- [Given data]:
/---

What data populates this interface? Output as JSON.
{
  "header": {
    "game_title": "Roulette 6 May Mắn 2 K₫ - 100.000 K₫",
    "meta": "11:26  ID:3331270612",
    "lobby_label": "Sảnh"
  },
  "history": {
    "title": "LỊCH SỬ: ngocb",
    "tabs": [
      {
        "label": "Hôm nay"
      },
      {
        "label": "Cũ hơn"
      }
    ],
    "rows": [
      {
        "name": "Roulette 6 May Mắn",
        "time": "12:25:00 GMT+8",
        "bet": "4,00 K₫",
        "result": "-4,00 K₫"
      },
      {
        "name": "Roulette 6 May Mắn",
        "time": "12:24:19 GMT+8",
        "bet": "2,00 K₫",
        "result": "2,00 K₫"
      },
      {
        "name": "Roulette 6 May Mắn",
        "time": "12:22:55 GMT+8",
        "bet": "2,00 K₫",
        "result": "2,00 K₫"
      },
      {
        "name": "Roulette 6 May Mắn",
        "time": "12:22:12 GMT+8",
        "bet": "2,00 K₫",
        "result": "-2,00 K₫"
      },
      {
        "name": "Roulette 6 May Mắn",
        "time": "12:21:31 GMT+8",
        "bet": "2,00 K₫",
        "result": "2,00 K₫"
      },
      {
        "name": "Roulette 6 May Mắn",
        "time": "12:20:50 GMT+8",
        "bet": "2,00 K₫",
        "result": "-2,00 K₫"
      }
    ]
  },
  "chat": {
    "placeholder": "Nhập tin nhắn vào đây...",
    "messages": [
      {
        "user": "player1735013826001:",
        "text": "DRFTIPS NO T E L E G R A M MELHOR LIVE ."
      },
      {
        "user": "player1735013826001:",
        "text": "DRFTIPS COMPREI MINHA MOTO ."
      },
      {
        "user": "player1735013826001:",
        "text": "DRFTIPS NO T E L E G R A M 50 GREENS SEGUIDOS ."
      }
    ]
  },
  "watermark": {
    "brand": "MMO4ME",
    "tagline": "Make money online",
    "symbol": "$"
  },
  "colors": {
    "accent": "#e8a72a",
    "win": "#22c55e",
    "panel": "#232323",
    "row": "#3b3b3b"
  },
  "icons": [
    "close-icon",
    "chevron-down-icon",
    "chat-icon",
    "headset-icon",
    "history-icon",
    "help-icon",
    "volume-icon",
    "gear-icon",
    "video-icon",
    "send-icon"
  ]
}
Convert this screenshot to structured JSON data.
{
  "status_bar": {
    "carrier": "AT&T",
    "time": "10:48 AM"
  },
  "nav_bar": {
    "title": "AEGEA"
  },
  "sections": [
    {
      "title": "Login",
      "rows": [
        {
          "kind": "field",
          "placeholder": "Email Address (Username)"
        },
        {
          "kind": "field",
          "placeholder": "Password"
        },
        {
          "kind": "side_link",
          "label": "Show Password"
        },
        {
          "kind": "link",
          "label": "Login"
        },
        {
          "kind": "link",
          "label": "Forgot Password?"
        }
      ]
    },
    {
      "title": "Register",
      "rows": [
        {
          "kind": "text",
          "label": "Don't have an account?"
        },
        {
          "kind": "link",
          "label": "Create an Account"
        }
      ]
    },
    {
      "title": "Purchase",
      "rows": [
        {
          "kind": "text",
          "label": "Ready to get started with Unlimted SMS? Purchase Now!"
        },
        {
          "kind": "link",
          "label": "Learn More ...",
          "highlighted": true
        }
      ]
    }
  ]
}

\---

- [Requirements]: Extract the listing in its entirety and repeat it exactly.

- [Exercise response]:
What data populates this interface? Output as JSON.
{
  "header": {
    "game_title": "Roulette 6 May Mắn 2 K₫ - 100.000 K₫",
    "meta": "11:26  ID:3331270612",
    "lobby_label": "Sảnh"
  },
  "history": {
    "title": "LỊCH SỬ: ngocb",
    "tabs": [
      {
        "label": "Hôm nay"
      },
      {
        "label": "Cũ hơn"
      }
    ],
    "rows": [
      {
        "name": "Roulette 6 May Mắn",
        "time": "12:25:00 GMT+8",
        "bet": "4,00 K₫",
        "result": "-4,00 K₫"
      },
      {
        "name": "Roulette 6 May Mắn",
        "time": "12:24:19 GMT+8",
        "bet": "2,00 K₫",
        "result": "2,00 K₫"
      },
      {
        "name": "Roulette 6 May Mắn",
        "time": "12:22:55 GMT+8",
        "bet": "2,00 K₫",
        "result": "2,00 K₫"
      },
      {
        "name": "Roulette 6 May Mắn",
        "time": "12:22:12 GMT+8",
        "bet": "2,00 K₫",
        "result": "-2,00 K₫"
      },
      {
        "name": "Roulette 6 May Mắn",
        "time": "12:21:31 GMT+8",
        "bet": "2,00 K₫",
        "result": "2,00 K₫"
      },
      {
        "name": "Roulette 6 May Mắn",
        "time": "12:20:50 GMT+8",
        "bet": "2,00 K₫",
        "result": "-2,00 K₫"
      }
    ]
  },
  "chat": {
    "placeholder": "Nhập tin nhắn vào đây...",
    "messages": [
      {
        "user": "player1735013826001:",
        "text": "DRFTIPS NO T E L E G R A M MELHOR LIVE ."
      },
      {
        "user": "player1735013826001:",
        "text": "DRFTIPS COMPREI MINHA MOTO ."
      },
      {
        "user": "player1735013826001:",
        "text": "DRFTIPS NO T E L E G R A M 50 GREENS SEGUIDOS ."
      }
    ]
  },
  "watermark": {
    "brand": "MMO4ME",
    "tagline": "Make money online",
    "symbol": "$"
  },
  "colors": {
    "accent": "#e8a72a",
    "win": "#22c55e",
    "panel": "#232323",
    "row": "#3b3b3b"
  },
  "icons": [
    "close-icon",
    "chevron-down-icon",
    "chat-icon",
    "headset-icon",
    "history-icon",
    "help-icon",
    "volume-icon",
    "gear-icon",
    "video-icon",
    "send-icon"
  ]
}
Convert this screenshot to structured JSON data.
{
  "status_bar": {
    "carrier": "AT&T",
    "time": "10:48 AM"
  },
  "nav_bar": {
    "title": "AEGEA"
  },
  "sections": [
    {
      "title": "Login",
      "rows": [
        {
          "kind": "field",
          "placeholder": "Email Address (Username)"
        },
        {
          "kind": "field",
          "placeholder": "Password"
        },
        {
          "kind": "side_link",
          "label": "Show Password"
        },
        {
          "kind": "link",
          "label": "Login"
        },
        {
          "kind": "link",
          "label": "Forgot Password?"
        }
      ]
    },
    {
      "title": "Register",
      "rows": [
        {
          "kind": "text",
          "label": "Don't have an account?"
        },
        {
          "kind": "link",
          "label": "Create an Account"
        }
      ]
    },
    {
      "title": "Purchase",
      "rows": [
        {
          "kind": "text",
          "label": "Ready to get started with Unlimted SMS? Purchase Now!"
        },
        {
          "kind": "link",
          "label": "Learn More ...",
          "highlighted": true
        }
      ]
    }
  ]
}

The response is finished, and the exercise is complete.